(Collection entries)
-=-=-=-=-
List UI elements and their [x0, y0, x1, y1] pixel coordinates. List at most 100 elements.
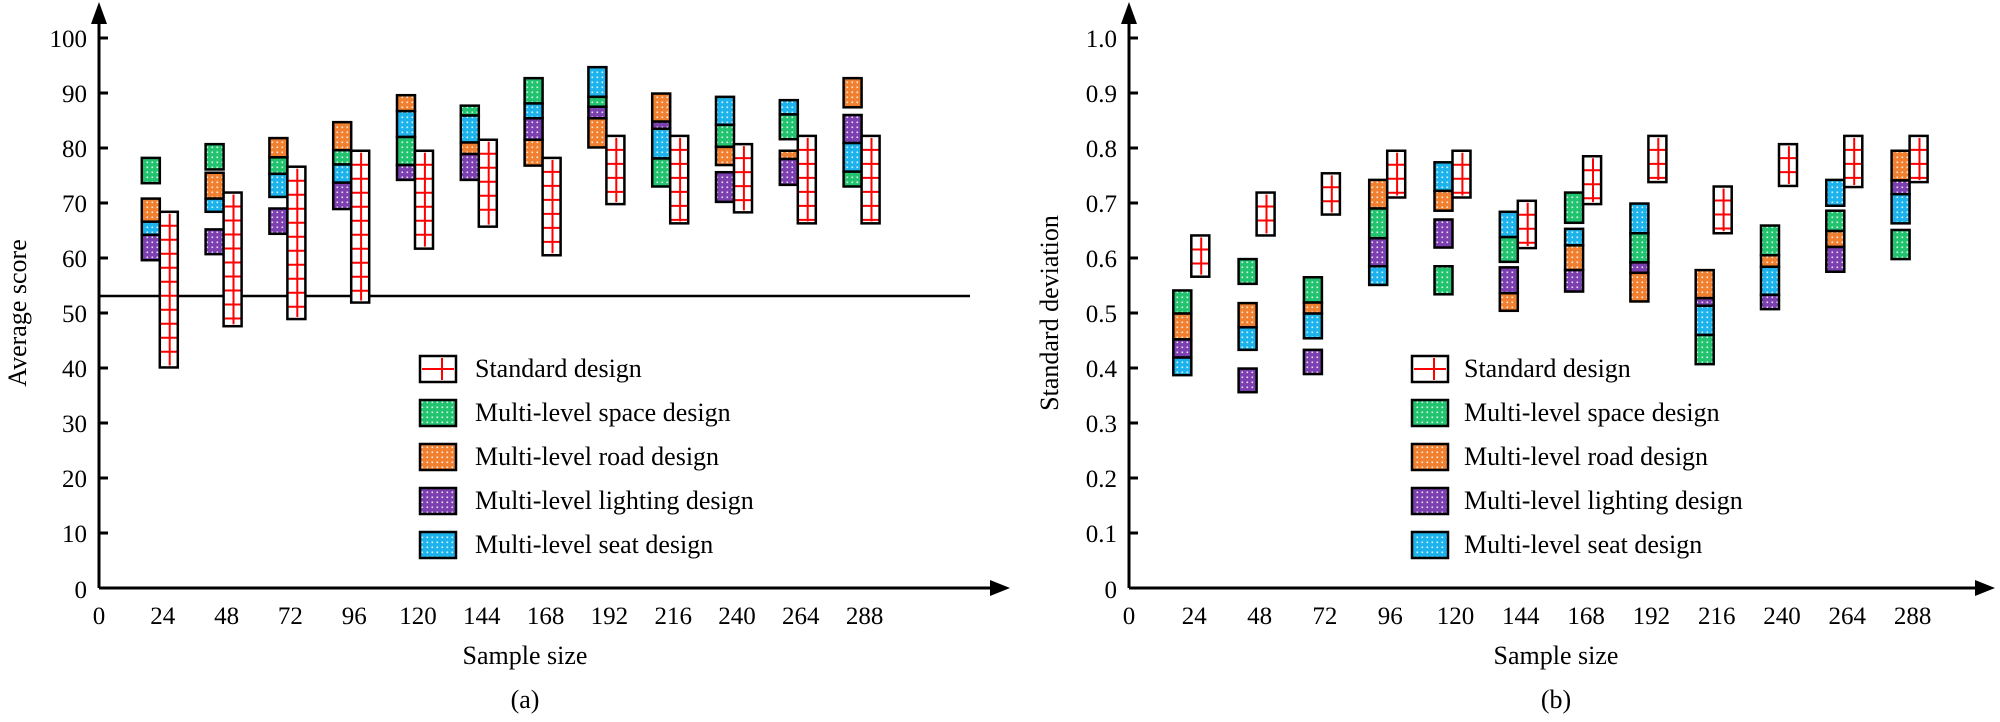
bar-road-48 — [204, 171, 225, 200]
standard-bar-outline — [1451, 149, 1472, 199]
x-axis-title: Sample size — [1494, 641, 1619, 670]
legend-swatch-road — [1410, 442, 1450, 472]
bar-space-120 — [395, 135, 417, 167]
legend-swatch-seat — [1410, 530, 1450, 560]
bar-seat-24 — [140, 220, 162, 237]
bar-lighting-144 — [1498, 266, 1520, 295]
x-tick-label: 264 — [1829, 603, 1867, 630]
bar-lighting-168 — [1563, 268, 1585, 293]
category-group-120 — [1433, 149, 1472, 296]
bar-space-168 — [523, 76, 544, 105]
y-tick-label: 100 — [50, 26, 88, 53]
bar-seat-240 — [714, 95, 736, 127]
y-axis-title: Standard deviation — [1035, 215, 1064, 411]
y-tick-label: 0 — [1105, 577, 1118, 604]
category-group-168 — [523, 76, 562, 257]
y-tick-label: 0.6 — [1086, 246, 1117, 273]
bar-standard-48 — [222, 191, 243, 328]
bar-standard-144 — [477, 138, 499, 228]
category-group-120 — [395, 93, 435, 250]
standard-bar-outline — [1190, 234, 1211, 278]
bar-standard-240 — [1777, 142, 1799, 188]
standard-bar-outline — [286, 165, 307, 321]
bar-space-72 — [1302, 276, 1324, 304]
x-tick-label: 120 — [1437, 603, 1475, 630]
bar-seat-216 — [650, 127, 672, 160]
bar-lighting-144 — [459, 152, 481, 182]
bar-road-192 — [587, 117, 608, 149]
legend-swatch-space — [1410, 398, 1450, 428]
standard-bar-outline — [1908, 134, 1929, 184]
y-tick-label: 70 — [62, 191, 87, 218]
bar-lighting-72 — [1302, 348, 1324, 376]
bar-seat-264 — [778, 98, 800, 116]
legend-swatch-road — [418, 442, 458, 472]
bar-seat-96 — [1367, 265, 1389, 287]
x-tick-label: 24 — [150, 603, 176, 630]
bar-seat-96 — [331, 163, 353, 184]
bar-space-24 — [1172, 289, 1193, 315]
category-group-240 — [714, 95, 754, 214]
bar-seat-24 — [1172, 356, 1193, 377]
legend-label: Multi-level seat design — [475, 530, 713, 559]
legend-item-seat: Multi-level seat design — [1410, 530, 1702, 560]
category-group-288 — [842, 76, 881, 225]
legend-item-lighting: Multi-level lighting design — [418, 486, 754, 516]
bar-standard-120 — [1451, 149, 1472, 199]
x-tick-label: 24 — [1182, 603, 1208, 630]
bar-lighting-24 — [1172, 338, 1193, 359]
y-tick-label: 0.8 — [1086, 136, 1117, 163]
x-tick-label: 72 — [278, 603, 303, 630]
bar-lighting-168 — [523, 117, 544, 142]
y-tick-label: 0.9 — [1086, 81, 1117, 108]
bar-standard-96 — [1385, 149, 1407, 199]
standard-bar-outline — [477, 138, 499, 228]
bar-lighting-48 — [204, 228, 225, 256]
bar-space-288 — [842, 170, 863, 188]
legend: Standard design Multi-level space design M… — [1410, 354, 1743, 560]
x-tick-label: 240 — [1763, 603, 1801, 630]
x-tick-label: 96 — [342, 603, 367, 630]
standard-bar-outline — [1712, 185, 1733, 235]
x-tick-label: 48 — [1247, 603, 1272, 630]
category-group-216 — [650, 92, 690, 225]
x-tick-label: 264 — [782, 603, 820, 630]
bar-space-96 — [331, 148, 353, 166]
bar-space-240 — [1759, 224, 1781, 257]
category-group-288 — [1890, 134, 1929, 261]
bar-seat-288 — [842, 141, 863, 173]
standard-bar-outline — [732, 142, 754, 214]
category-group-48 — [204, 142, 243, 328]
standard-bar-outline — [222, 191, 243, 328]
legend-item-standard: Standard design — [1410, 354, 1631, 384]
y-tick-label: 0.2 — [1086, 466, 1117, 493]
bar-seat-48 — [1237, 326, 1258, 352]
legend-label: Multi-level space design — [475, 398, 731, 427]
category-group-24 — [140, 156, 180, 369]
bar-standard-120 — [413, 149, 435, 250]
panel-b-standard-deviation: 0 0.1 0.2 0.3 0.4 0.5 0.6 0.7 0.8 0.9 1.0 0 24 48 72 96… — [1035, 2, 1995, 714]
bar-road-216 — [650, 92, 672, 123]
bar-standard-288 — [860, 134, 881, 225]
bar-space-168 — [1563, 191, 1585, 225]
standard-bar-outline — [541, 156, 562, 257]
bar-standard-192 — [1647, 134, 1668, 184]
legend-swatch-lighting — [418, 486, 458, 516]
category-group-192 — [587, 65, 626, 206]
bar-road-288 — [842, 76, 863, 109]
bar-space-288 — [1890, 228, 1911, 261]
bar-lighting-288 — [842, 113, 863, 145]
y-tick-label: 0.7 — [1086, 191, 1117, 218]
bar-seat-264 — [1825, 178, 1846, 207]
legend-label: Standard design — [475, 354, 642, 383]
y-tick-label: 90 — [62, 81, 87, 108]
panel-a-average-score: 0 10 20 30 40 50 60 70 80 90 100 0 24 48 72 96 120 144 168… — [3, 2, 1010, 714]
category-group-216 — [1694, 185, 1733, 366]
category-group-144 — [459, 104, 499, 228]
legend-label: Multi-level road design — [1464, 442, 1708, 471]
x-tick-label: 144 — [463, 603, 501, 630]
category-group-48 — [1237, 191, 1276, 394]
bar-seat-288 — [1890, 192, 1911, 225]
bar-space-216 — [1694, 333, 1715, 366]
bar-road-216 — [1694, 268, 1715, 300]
-=-=-=-=-
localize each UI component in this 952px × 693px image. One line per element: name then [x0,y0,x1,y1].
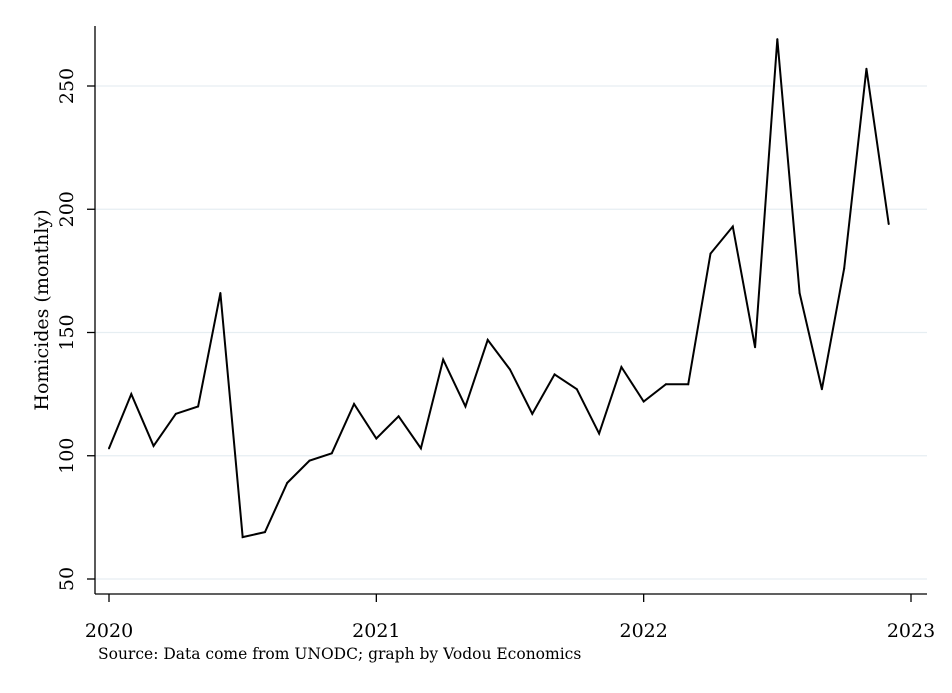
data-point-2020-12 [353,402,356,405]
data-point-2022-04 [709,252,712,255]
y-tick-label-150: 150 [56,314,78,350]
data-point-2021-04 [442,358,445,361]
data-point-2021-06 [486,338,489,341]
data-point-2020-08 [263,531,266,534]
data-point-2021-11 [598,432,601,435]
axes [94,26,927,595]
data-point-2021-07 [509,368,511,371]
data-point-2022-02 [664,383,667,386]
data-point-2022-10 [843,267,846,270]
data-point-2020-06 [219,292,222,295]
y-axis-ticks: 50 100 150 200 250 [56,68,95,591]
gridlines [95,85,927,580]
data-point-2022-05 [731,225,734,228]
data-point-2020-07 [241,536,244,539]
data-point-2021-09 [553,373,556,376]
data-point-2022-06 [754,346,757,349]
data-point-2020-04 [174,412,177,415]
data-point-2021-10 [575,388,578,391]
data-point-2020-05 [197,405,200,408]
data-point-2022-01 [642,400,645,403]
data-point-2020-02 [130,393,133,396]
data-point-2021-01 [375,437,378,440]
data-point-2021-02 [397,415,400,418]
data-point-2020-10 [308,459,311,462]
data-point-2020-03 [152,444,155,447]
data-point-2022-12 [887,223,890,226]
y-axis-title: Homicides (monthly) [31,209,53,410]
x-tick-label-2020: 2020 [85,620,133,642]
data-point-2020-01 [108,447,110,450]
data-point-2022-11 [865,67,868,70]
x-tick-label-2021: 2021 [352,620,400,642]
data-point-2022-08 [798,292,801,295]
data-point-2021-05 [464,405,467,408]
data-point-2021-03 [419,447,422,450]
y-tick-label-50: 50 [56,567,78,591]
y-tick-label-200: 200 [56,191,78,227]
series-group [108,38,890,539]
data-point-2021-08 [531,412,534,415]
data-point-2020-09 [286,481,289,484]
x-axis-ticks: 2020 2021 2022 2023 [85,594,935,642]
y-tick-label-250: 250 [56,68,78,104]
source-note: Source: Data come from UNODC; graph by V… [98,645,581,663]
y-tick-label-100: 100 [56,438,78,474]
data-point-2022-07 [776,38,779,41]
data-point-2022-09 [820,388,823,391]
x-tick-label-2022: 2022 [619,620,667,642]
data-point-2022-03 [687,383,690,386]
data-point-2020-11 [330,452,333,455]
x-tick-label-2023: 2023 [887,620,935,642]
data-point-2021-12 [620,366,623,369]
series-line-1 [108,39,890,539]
-=-=-=-=-
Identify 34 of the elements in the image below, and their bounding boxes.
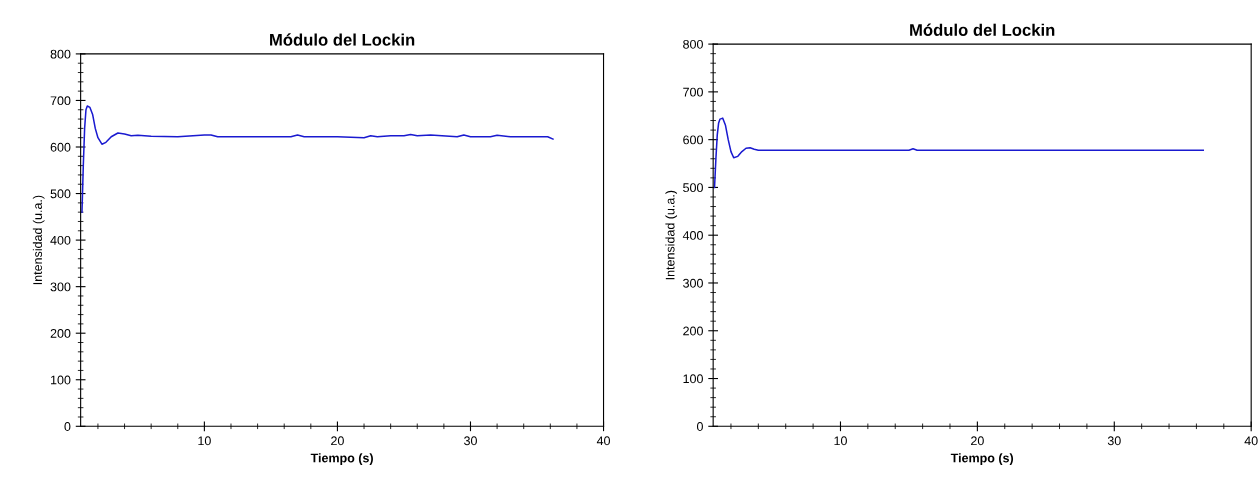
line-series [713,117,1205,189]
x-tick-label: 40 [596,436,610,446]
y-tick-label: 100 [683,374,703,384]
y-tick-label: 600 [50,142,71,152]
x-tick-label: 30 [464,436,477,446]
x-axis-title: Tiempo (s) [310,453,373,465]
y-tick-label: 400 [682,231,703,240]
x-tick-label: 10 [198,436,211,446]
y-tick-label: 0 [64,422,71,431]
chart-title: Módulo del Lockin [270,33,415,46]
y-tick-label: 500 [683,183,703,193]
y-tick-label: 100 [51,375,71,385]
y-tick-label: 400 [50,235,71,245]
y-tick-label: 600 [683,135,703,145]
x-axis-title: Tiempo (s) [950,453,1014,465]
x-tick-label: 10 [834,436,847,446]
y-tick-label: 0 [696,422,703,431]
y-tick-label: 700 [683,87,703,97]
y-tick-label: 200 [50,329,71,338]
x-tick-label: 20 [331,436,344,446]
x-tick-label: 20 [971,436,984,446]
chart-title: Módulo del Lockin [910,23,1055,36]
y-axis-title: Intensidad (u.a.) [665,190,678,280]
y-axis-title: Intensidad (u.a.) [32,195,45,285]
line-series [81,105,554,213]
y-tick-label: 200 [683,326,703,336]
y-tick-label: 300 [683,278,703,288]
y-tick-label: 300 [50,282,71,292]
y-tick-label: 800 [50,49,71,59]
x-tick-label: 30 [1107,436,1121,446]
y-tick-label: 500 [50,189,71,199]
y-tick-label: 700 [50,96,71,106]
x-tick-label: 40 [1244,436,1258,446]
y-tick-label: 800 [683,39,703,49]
-=-=-=-=-
Description of the task:
Write out again, without any change, the stretch of rows from the one containing "line-series [713,117,1205,189]" through the one containing "y-tick-label: 800 [683,39,703,49]".

Result of this exercise:
line-series [713,117,1205,189]
x-tick-label: 40 [596,436,610,446]
y-tick-label: 100 [683,374,703,384]
y-tick-label: 600 [50,142,71,152]
x-tick-label: 30 [464,436,477,446]
x-axis-title: Tiempo (s) [310,453,373,465]
y-tick-label: 400 [682,231,703,240]
x-tick-label: 10 [198,436,211,446]
y-tick-label: 0 [64,422,71,431]
chart-title: Módulo del Lockin [270,33,415,46]
y-tick-label: 500 [683,183,703,193]
y-tick-label: 100 [51,375,71,385]
y-tick-label: 400 [50,235,71,245]
y-tick-label: 600 [683,135,703,145]
x-axis-title: Tiempo (s) [950,453,1014,465]
x-tick-label: 10 [834,436,847,446]
y-tick-label: 0 [696,422,703,431]
y-tick-label: 700 [683,87,703,97]
y-tick-label: 200 [50,329,71,338]
x-tick-label: 20 [331,436,344,446]
x-tick-label: 20 [971,436,984,446]
chart-title: Módulo del Lockin [910,23,1055,36]
y-axis-title: Intensidad (u.a.) [665,190,678,280]
y-axis-title: Intensidad (u.a.) [32,195,45,285]
line-series [81,105,554,213]
y-tick-label: 200 [683,326,703,336]
y-tick-label: 300 [683,278,703,288]
y-tick-label: 300 [50,282,71,292]
y-tick-label: 800 [50,49,71,59]
x-tick-label: 30 [1107,436,1121,446]
y-tick-label: 500 [50,189,71,199]
y-tick-label: 700 [50,96,71,106]
x-tick-label: 40 [1244,436,1258,446]
y-tick-label: 800 [683,39,703,49]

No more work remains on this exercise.